_RAW DATA_:

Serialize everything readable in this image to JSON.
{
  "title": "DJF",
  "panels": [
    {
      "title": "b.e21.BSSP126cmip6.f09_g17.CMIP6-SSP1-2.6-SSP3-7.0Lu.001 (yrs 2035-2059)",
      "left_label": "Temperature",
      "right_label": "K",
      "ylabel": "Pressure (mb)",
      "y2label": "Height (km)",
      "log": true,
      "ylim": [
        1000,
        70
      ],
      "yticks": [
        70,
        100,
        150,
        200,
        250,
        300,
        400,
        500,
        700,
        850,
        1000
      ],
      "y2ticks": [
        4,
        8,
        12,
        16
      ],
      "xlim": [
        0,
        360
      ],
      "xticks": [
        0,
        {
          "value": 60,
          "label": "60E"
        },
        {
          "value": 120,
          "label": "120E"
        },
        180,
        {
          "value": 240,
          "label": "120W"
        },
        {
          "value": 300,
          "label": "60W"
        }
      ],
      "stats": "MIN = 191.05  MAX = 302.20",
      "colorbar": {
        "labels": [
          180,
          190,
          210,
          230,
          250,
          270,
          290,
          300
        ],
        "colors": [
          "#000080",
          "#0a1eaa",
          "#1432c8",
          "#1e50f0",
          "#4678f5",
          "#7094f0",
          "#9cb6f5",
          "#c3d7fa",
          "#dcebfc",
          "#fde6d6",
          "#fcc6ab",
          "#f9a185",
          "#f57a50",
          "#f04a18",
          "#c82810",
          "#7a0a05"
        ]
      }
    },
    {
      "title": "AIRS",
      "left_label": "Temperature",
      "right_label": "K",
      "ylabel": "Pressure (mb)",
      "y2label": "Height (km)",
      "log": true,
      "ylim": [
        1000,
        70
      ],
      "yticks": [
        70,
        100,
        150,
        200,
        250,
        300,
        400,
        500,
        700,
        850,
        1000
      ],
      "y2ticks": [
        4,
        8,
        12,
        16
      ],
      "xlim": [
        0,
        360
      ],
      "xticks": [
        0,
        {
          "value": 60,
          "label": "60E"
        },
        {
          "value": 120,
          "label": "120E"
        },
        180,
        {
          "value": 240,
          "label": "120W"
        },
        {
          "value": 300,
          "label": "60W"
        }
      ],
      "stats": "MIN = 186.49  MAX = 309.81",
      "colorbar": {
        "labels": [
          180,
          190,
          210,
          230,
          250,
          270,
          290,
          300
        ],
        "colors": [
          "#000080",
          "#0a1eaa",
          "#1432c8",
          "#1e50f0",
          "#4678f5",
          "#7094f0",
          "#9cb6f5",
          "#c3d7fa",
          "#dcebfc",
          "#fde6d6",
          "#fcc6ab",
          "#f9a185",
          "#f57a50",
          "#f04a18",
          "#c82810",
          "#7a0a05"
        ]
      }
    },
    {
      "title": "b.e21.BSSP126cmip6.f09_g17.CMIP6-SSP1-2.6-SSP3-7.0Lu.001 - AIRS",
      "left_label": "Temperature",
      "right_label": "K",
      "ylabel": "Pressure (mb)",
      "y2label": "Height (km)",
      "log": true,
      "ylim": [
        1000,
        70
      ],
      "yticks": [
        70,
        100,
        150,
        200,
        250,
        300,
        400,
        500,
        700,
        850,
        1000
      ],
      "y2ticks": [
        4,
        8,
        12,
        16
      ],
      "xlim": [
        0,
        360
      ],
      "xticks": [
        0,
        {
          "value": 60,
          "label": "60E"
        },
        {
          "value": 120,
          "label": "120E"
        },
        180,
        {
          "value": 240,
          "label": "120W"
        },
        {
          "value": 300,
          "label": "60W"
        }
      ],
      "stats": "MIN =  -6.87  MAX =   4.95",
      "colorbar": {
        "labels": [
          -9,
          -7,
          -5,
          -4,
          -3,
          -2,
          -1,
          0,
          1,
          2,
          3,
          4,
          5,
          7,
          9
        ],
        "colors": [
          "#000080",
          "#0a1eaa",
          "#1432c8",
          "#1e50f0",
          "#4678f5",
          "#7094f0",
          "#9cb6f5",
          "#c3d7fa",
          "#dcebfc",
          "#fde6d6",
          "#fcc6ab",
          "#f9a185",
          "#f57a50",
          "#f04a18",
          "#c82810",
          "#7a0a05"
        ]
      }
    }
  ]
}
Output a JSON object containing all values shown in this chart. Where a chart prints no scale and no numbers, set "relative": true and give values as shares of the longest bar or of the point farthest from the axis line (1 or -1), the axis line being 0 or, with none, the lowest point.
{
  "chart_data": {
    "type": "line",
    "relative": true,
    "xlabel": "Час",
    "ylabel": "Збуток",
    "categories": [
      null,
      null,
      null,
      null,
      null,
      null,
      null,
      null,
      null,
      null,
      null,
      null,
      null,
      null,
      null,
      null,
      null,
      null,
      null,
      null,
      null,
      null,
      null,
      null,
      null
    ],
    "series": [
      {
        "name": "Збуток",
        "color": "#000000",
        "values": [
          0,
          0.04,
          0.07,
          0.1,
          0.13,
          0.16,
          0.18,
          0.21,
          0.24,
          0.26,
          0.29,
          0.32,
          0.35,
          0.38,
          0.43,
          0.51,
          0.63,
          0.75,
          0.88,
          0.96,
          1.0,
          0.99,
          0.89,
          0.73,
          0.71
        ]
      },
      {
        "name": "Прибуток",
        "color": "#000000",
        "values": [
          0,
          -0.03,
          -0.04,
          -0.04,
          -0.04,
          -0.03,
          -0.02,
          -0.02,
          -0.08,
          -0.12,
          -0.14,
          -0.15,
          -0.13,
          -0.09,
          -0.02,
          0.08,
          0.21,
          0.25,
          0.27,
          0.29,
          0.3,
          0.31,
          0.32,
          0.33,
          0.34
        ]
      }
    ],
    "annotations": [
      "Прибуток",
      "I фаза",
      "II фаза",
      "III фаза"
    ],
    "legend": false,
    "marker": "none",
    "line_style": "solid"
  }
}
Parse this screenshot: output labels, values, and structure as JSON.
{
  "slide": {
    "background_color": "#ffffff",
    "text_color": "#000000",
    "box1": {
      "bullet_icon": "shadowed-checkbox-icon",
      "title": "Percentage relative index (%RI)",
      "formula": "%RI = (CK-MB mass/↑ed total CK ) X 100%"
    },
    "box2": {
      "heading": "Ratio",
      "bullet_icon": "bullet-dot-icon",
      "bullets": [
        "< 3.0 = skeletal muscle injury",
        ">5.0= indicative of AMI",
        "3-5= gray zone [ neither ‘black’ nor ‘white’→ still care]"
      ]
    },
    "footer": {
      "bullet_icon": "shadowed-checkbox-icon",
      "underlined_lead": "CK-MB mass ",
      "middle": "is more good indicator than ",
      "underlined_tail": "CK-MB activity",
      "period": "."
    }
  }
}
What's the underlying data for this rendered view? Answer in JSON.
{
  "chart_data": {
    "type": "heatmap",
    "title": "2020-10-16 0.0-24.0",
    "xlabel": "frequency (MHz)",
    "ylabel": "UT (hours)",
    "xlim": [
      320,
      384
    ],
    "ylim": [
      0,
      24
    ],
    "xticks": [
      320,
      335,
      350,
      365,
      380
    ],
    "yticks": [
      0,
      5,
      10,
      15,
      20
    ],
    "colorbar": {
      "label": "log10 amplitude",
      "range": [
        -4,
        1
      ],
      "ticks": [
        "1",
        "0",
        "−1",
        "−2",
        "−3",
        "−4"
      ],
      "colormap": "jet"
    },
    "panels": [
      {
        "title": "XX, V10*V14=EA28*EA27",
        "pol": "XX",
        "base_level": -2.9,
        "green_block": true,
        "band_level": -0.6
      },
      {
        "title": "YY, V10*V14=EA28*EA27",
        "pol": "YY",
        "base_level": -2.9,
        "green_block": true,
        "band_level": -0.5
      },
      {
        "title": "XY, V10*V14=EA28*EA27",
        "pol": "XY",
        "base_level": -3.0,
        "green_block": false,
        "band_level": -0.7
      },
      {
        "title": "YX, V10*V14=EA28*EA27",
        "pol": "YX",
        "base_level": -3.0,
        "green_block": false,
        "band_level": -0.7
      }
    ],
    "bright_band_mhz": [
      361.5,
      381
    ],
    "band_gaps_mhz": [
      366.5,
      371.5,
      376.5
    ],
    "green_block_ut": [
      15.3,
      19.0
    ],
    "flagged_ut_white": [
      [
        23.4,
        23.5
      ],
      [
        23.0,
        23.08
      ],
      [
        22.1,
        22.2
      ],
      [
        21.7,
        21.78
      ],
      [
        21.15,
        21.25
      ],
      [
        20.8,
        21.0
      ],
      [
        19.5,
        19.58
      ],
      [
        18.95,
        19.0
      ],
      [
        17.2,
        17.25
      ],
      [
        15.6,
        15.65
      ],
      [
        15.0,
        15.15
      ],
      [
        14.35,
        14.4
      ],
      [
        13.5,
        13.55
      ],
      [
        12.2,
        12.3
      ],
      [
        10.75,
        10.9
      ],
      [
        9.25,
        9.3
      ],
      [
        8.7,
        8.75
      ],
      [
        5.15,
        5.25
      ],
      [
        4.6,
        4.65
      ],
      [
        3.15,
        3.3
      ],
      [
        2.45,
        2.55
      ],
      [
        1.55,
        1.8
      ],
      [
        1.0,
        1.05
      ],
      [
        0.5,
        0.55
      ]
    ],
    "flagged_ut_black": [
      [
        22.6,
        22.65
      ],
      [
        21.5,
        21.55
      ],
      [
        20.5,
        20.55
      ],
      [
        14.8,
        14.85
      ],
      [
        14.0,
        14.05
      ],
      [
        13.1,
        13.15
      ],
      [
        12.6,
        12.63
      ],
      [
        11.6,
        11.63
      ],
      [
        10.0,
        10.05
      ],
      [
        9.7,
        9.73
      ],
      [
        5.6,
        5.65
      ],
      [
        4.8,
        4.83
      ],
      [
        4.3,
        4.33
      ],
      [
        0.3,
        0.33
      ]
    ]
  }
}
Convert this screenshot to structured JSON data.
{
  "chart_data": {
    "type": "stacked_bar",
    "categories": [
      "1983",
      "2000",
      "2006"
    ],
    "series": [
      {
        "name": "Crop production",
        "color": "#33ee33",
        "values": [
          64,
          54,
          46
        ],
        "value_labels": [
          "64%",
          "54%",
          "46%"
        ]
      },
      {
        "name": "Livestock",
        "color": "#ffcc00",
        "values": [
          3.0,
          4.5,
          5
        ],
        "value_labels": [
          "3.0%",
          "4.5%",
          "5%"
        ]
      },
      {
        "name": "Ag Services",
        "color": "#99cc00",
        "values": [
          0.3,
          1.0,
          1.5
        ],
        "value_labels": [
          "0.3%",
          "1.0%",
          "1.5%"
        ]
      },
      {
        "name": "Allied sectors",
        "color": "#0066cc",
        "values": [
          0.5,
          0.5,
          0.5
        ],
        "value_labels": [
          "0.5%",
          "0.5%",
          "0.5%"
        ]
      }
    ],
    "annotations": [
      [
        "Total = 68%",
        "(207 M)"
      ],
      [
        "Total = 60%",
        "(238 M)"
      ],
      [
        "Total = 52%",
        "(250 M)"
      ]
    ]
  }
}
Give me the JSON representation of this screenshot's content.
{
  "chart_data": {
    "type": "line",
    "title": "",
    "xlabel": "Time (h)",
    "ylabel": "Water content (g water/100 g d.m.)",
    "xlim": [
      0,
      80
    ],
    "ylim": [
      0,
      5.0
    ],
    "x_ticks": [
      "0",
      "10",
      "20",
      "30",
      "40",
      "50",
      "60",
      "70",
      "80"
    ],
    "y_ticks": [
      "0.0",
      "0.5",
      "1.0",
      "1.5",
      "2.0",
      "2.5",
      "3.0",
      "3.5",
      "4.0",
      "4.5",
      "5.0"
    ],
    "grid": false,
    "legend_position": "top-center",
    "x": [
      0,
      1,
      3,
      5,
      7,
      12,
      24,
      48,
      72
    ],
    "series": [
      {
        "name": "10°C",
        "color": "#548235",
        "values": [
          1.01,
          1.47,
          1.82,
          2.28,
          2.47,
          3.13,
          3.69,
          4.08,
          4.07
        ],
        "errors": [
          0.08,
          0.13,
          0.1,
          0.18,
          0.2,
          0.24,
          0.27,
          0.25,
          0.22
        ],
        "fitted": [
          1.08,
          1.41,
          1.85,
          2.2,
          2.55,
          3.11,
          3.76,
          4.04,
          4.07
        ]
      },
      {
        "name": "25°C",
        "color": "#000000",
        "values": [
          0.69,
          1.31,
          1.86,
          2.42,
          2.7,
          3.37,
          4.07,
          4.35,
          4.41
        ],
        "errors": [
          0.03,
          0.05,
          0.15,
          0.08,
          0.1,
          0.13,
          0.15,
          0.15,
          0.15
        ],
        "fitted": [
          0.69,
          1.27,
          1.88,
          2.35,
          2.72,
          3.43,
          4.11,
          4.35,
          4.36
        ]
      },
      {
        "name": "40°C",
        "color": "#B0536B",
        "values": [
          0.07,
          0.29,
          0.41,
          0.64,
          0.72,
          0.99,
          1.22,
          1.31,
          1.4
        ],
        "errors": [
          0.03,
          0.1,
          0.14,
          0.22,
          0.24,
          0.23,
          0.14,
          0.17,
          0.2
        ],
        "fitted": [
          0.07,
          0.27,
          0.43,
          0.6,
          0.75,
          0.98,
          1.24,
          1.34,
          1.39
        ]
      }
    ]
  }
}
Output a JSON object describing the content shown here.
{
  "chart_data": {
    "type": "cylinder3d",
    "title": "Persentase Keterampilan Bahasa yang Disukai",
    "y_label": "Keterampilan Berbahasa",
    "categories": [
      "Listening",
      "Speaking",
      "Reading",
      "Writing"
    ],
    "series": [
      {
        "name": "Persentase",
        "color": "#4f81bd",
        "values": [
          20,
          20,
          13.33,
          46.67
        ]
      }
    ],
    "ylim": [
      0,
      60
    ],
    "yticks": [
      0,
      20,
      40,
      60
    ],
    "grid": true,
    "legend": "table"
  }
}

_WHAT YOU ARE ASKED TO DO_:
Return from the data every line that holds "type".

_SOLUTION_:
    "type": "line",
    "type": "heatmap",
    "type": "stacked_bar",
    "type": "line",
    "type": "cylinder3d",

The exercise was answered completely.